**Job:** The listing below should be written out exactly; please include all of it.

══ Dataset records ══

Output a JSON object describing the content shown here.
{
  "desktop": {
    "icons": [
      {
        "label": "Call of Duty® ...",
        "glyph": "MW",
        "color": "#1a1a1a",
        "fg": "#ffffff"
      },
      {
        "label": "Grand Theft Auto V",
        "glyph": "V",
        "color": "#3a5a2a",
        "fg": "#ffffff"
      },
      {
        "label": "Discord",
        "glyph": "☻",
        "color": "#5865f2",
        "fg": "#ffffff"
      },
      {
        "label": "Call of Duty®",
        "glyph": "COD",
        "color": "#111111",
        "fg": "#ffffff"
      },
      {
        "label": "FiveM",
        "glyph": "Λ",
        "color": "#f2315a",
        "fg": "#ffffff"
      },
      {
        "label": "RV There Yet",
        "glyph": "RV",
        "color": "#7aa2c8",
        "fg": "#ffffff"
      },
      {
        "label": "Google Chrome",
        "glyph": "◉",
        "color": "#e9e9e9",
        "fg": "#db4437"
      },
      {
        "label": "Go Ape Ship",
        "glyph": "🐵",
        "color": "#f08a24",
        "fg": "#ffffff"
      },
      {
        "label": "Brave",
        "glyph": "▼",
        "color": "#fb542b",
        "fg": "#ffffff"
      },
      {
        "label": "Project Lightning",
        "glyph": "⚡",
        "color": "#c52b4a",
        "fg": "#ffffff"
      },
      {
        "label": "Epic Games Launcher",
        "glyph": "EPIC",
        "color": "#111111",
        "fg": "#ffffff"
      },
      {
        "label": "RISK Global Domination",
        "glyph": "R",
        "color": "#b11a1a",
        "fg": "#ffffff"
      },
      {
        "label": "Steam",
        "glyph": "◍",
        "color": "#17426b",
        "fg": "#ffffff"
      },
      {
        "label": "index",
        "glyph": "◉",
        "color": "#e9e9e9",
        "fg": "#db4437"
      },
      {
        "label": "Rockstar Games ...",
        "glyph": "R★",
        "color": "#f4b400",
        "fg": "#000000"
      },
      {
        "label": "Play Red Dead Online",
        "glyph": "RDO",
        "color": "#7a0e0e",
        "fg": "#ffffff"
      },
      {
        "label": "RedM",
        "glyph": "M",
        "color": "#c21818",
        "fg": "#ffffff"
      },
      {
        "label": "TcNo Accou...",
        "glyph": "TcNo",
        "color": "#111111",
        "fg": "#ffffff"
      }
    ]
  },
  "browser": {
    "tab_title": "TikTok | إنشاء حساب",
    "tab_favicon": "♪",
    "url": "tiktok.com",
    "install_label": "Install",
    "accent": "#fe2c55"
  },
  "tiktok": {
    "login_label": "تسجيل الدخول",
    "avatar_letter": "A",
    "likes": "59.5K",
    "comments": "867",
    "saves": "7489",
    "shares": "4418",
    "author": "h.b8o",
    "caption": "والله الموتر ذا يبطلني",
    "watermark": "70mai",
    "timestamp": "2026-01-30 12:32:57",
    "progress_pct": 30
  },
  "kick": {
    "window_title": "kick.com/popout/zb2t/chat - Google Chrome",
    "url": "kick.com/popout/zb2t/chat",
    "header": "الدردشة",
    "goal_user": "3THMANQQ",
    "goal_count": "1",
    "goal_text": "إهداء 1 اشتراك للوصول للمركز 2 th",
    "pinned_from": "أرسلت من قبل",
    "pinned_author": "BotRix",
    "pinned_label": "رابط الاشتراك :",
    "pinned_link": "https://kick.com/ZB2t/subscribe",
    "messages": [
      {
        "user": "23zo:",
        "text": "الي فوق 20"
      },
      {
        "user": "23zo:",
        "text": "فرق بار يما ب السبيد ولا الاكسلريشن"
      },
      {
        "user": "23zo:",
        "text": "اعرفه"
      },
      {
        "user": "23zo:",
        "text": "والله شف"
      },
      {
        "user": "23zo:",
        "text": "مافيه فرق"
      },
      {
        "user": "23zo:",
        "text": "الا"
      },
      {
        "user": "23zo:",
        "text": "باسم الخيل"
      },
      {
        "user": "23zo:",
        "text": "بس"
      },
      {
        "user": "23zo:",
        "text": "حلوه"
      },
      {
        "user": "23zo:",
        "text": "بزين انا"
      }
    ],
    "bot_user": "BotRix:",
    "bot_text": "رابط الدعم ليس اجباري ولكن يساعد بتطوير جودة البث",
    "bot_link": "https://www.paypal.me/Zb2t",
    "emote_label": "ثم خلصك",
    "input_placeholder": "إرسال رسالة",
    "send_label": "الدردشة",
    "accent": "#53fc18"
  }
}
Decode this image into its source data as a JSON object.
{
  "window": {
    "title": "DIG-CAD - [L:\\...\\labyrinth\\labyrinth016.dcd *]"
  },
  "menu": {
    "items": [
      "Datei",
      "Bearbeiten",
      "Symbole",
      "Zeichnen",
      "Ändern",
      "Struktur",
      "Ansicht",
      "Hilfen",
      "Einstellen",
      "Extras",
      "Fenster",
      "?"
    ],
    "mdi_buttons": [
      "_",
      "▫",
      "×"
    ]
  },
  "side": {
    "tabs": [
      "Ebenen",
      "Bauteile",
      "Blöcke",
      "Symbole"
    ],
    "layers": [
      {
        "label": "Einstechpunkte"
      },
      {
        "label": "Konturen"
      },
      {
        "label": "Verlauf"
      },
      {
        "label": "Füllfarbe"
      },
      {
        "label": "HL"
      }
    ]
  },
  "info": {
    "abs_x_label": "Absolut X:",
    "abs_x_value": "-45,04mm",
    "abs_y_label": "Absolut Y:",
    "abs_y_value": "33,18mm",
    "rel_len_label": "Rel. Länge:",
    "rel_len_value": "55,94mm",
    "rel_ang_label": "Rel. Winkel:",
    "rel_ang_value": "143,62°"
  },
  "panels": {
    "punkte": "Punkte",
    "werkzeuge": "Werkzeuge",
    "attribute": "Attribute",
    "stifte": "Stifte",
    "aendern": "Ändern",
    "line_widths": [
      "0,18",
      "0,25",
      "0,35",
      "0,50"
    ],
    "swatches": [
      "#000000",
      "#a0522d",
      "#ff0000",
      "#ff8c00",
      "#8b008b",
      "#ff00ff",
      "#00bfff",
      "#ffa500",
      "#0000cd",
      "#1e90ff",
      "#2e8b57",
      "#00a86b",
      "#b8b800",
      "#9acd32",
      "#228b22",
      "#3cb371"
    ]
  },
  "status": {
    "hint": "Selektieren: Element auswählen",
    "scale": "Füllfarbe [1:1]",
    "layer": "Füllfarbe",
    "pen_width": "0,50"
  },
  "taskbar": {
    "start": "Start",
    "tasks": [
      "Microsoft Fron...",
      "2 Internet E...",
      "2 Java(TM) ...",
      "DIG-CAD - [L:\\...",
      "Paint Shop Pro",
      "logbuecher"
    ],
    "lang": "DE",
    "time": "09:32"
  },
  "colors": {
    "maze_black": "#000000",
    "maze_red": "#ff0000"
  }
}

═══

**Correct response:**
Output a JSON object describing the content shown here.
{
  "desktop": {
    "icons": [
      {
        "label": "Call of Duty® ...",
        "glyph": "MW",
        "color": "#1a1a1a",
        "fg": "#ffffff"
      },
      {
        "label": "Grand Theft Auto V",
        "glyph": "V",
        "color": "#3a5a2a",
        "fg": "#ffffff"
      },
      {
        "label": "Discord",
        "glyph": "☻",
        "color": "#5865f2",
        "fg": "#ffffff"
      },
      {
        "label": "Call of Duty®",
        "glyph": "COD",
        "color": "#111111",
        "fg": "#ffffff"
      },
      {
        "label": "FiveM",
        "glyph": "Λ",
        "color": "#f2315a",
        "fg": "#ffffff"
      },
      {
        "label": "RV There Yet",
        "glyph": "RV",
        "color": "#7aa2c8",
        "fg": "#ffffff"
      },
      {
        "label": "Google Chrome",
        "glyph": "◉",
        "color": "#e9e9e9",
        "fg": "#db4437"
      },
      {
        "label": "Go Ape Ship",
        "glyph": "🐵",
        "color": "#f08a24",
        "fg": "#ffffff"
      },
      {
        "label": "Brave",
        "glyph": "▼",
        "color": "#fb542b",
        "fg": "#ffffff"
      },
      {
        "label": "Project Lightning",
        "glyph": "⚡",
        "color": "#c52b4a",
        "fg": "#ffffff"
      },
      {
        "label": "Epic Games Launcher",
        "glyph": "EPIC",
        "color": "#111111",
        "fg": "#ffffff"
      },
      {
        "label": "RISK Global Domination",
        "glyph": "R",
        "color": "#b11a1a",
        "fg": "#ffffff"
      },
      {
        "label": "Steam",
        "glyph": "◍",
        "color": "#17426b",
        "fg": "#ffffff"
      },
      {
        "label": "index",
        "glyph": "◉",
        "color": "#e9e9e9",
        "fg": "#db4437"
      },
      {
        "label": "Rockstar Games ...",
        "glyph": "R★",
        "color": "#f4b400",
        "fg": "#000000"
      },
      {
        "label": "Play Red Dead Online",
        "glyph": "RDO",
        "color": "#7a0e0e",
        "fg": "#ffffff"
      },
      {
        "label": "RedM",
        "glyph": "M",
        "color": "#c21818",
        "fg": "#ffffff"
      },
      {
        "label": "TcNo Accou...",
        "glyph": "TcNo",
        "color": "#111111",
        "fg": "#ffffff"
      }
    ]
  },
  "browser": {
    "tab_title": "TikTok | إنشاء حساب",
    "tab_favicon": "♪",
    "url": "tiktok.com",
    "install_label": "Install",
    "accent": "#fe2c55"
  },
  "tiktok": {
    "login_label": "تسجيل الدخول",
    "avatar_letter": "A",
    "likes": "59.5K",
    "comments": "867",
    "saves": "7489",
    "shares": "4418",
    "author": "h.b8o",
    "caption": "والله الموتر ذا يبطلني",
    "watermark": "70mai",
    "timestamp": "2026-01-30 12:32:57",
    "progress_pct": 30
  },
  "kick": {
    "window_title": "kick.com/popout/zb2t/chat - Google Chrome",
    "url": "kick.com/popout/zb2t/chat",
    "header": "الدردشة",
    "goal_user": "3THMANQQ",
    "goal_count": "1",
    "goal_text": "إهداء 1 اشتراك للوصول للمركز 2 th",
    "pinned_from": "أرسلت من قبل",
    "pinned_author": "BotRix",
    "pinned_label": "رابط الاشتراك :",
    "pinned_link": "https://kick.com/ZB2t/subscribe",
    "messages": [
      {
        "user": "23zo:",
        "text": "الي فوق 20"
      },
      {
        "user": "23zo:",
        "text": "فرق بار يما ب السبيد ولا الاكسلريشن"
      },
      {
        "user": "23zo:",
        "text": "اعرفه"
      },
      {
        "user": "23zo:",
        "text": "والله شف"
      },
      {
        "user": "23zo:",
        "text": "مافيه فرق"
      },
      {
        "user": "23zo:",
        "text": "الا"
      },
      {
        "user": "23zo:",
        "text": "باسم الخيل"
      },
      {
        "user": "23zo:",
        "text": "بس"
      },
      {
        "user": "23zo:",
        "text": "حلوه"
      },
      {
        "user": "23zo:",
        "text": "بزين انا"
      }
    ],
    "bot_user": "BotRix:",
    "bot_text": "رابط الدعم ليس اجباري ولكن يساعد بتطوير جودة البث",
    "bot_link": "https://www.paypal.me/Zb2t",
    "emote_label": "ثم خلصك",
    "input_placeholder": "إرسال رسالة",
    "send_label": "الدردشة",
    "accent": "#53fc18"
  }
}
Decode this image into its source data as a JSON object.
{
  "window": {
    "title": "DIG-CAD - [L:\\...\\labyrinth\\labyrinth016.dcd *]"
  },
  "menu": {
    "items": [
      "Datei",
      "Bearbeiten",
      "Symbole",
      "Zeichnen",
      "Ändern",
      "Struktur",
      "Ansicht",
      "Hilfen",
      "Einstellen",
      "Extras",
      "Fenster",
      "?"
    ],
    "mdi_buttons": [
      "_",
      "▫",
      "×"
    ]
  },
  "side": {
    "tabs": [
      "Ebenen",
      "Bauteile",
      "Blöcke",
      "Symbole"
    ],
    "layers": [
      {
        "label": "Einstechpunkte"
      },
      {
        "label": "Konturen"
      },
      {
        "label": "Verlauf"
      },
      {
        "label": "Füllfarbe"
      },
      {
        "label": "HL"
      }
    ]
  },
  "info": {
    "abs_x_label": "Absolut X:",
    "abs_x_value": "-45,04mm",
    "abs_y_label": "Absolut Y:",
    "abs_y_value": "33,18mm",
    "rel_len_label": "Rel. Länge:",
    "rel_len_value": "55,94mm",
    "rel_ang_label": "Rel. Winkel:",
    "rel_ang_value": "143,62°"
  },
  "panels": {
    "punkte": "Punkte",
    "werkzeuge": "Werkzeuge",
    "attribute": "Attribute",
    "stifte": "Stifte",
    "aendern": "Ändern",
    "line_widths": [
      "0,18",
      "0,25",
      "0,35",
      "0,50"
    ],
    "swatches": [
      "#000000",
      "#a0522d",
      "#ff0000",
      "#ff8c00",
      "#8b008b",
      "#ff00ff",
      "#00bfff",
      "#ffa500",
      "#0000cd",
      "#1e90ff",
      "#2e8b57",
      "#00a86b",
      "#b8b800",
      "#9acd32",
      "#228b22",
      "#3cb371"
    ]
  },
  "status": {
    "hint": "Selektieren: Element auswählen",
    "scale": "Füllfarbe [1:1]",
    "layer": "Füllfarbe",
    "pen_width": "0,50"
  },
  "taskbar": {
    "start": "Start",
    "tasks": [
      "Microsoft Fron...",
      "2 Internet E...",
      "2 Java(TM) ...",
      "DIG-CAD - [L:\\...",
      "Paint Shop Pro",
      "logbuecher"
    ],
    "lang": "DE",
    "time": "09:32"
  },
  "colors": {
    "maze_black": "#000000",
    "maze_red": "#ff0000"
  }
}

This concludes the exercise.